▸ **Your task**: Tally the lines in the records underneath that contain the string "document", and state the figure by itself.

----------

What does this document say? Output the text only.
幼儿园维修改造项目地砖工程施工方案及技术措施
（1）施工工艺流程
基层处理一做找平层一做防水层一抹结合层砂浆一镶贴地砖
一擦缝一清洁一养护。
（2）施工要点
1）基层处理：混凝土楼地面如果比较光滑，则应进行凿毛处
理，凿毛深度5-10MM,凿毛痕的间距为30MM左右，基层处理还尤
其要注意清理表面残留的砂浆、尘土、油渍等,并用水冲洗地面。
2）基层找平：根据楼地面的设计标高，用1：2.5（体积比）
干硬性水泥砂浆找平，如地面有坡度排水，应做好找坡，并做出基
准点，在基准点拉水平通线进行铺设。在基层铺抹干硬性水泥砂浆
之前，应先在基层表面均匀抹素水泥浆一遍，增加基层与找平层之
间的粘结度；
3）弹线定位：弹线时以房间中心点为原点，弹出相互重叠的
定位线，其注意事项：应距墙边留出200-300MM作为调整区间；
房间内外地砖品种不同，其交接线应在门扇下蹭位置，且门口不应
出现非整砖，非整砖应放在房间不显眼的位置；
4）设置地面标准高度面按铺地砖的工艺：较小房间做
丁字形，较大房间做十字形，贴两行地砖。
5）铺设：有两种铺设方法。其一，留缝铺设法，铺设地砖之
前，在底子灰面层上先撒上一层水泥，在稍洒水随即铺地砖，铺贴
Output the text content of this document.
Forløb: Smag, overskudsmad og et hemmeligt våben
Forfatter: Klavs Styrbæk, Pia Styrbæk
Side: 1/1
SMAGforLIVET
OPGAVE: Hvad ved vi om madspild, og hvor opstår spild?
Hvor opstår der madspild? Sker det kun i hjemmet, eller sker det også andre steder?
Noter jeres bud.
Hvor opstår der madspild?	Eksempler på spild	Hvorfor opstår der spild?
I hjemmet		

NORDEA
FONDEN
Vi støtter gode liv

----------

▸ **Result for this task**: 2